++++ WORKING DATA
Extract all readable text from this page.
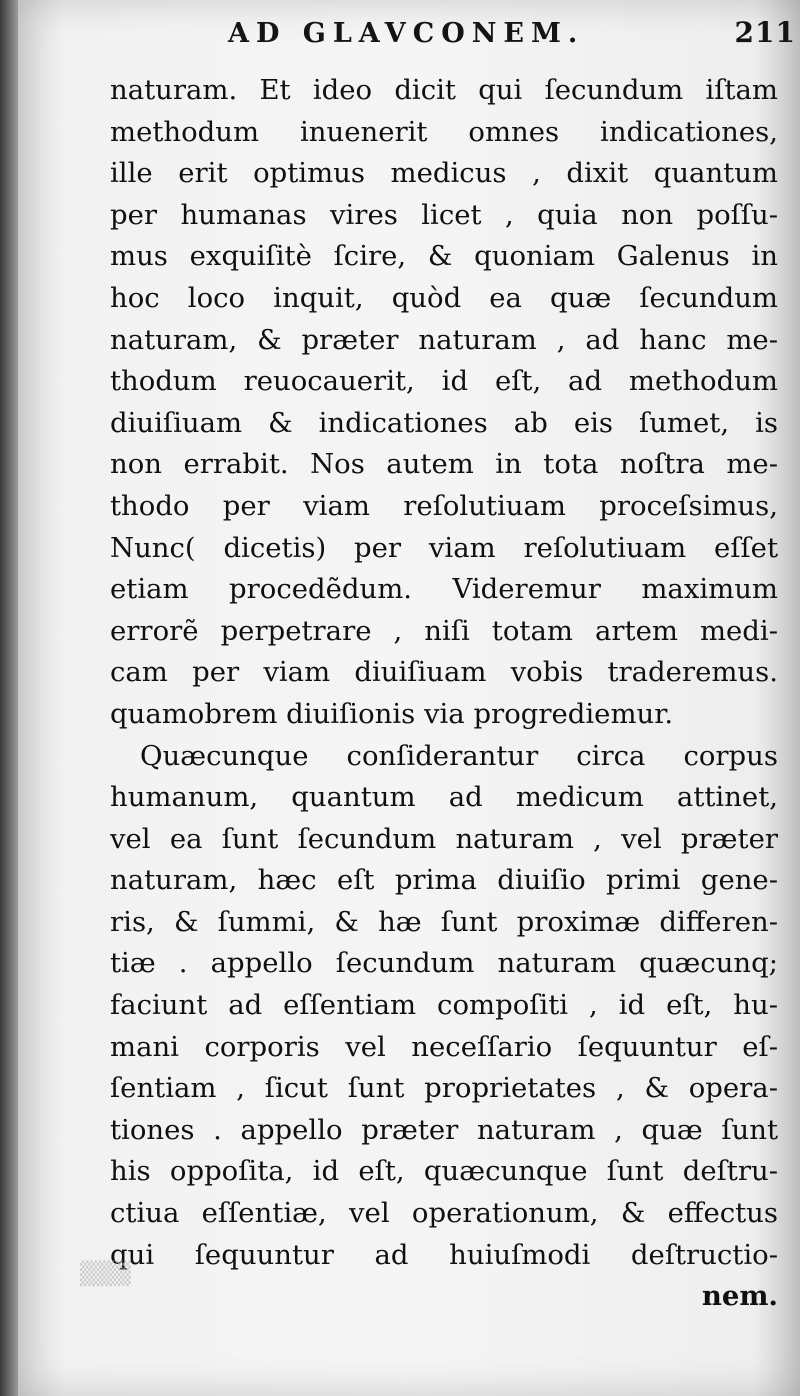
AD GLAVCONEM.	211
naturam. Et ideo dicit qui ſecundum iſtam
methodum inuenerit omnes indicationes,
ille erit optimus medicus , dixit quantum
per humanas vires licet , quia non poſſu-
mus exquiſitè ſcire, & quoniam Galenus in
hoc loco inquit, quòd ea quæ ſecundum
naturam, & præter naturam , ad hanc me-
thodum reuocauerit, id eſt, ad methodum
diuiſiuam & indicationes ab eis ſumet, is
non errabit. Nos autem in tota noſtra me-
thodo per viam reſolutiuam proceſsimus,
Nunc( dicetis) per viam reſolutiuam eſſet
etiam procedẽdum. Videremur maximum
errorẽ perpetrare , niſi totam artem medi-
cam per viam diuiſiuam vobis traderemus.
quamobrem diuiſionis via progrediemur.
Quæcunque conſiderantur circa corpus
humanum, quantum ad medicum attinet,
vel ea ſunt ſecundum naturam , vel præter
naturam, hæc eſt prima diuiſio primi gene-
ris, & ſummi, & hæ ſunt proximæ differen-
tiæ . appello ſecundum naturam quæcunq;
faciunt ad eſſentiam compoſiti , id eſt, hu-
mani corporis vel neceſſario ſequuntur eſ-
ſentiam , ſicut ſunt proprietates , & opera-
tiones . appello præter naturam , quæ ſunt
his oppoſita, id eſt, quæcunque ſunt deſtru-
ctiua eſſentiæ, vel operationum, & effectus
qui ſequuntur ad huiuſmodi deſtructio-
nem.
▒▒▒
++++++++
++++ WORKING DATA
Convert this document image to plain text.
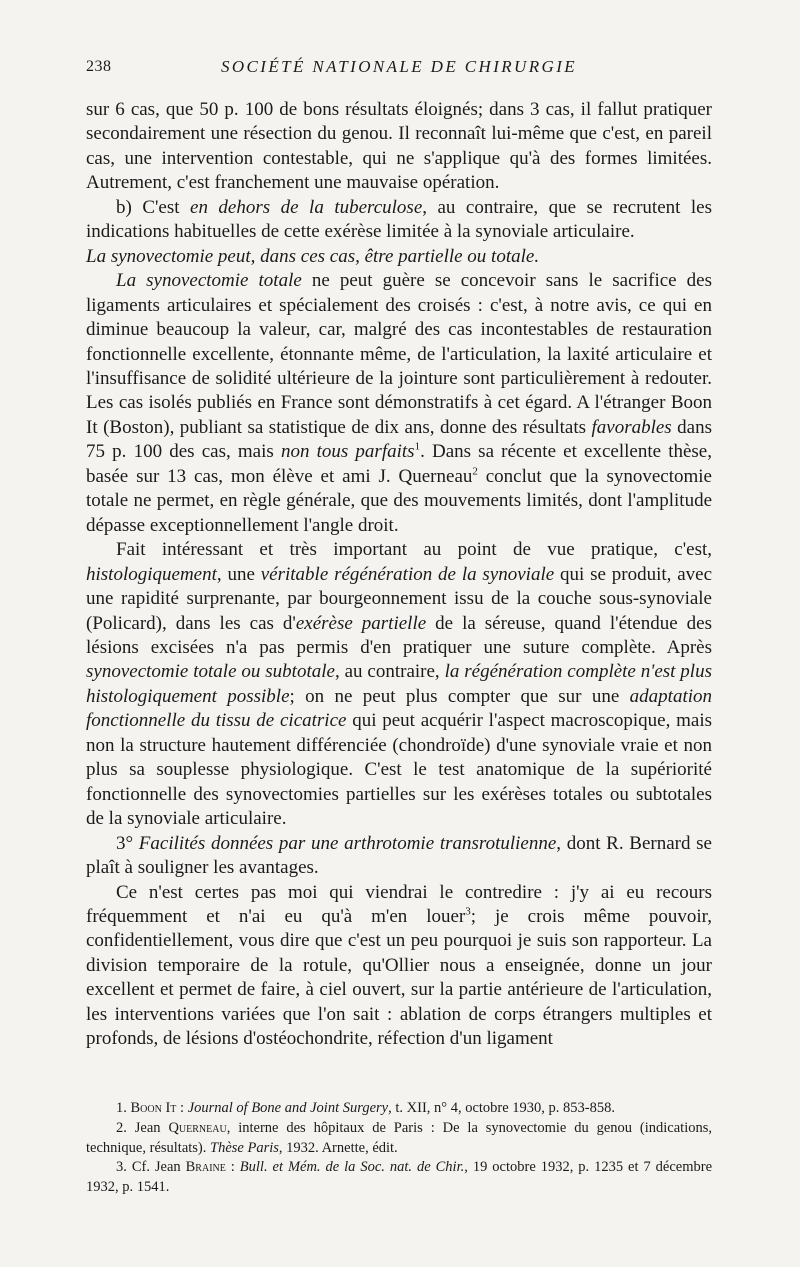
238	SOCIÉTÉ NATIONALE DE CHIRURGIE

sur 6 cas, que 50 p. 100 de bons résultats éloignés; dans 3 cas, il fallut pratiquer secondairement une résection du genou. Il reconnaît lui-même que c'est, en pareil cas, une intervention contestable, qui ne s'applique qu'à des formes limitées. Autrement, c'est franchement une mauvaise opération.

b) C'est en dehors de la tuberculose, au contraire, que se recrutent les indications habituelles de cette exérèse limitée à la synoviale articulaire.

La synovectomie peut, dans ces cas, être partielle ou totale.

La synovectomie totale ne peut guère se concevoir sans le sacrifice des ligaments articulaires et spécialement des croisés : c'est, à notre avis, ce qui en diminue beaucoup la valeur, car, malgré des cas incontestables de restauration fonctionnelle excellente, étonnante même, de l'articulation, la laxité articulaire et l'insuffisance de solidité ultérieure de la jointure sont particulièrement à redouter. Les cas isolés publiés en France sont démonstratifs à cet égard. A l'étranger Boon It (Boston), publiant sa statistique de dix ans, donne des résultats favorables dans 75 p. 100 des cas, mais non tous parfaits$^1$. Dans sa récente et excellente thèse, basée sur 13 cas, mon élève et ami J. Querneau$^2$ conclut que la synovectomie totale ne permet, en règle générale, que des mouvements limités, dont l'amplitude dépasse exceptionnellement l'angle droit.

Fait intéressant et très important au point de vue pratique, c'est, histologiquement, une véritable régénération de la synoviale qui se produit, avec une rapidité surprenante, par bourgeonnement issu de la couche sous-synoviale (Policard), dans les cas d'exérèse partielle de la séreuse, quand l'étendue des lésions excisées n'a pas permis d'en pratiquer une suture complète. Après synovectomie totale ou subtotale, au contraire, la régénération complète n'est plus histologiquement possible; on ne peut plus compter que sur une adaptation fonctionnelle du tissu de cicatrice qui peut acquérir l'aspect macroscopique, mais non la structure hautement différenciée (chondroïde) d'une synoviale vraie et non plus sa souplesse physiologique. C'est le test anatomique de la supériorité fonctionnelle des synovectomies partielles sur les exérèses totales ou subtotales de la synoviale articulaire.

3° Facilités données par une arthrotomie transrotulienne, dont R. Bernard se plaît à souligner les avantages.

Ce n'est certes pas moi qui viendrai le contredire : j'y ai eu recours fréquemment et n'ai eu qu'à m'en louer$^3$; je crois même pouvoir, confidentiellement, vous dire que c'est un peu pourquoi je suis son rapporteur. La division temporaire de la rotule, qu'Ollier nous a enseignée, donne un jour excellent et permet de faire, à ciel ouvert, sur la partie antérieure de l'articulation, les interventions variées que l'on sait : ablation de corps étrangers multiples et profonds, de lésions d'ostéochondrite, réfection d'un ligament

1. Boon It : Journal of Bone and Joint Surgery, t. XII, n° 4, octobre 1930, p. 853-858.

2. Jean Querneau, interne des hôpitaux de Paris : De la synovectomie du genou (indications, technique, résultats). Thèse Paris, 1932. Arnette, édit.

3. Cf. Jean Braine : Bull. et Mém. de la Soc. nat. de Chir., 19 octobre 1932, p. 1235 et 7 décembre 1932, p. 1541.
++++++++
• _REQUEST_: Go through the entries above and copy every line containing "ſecundum".

• _THE ANSWER_:
naturam. Et ideo dicit qui ſecundum iſtam
hoc loco inquit, quòd ea quæ ſecundum
vel ea ſunt ſecundum naturam , vel præter
tiæ . appello ſecundum naturam quæcunq;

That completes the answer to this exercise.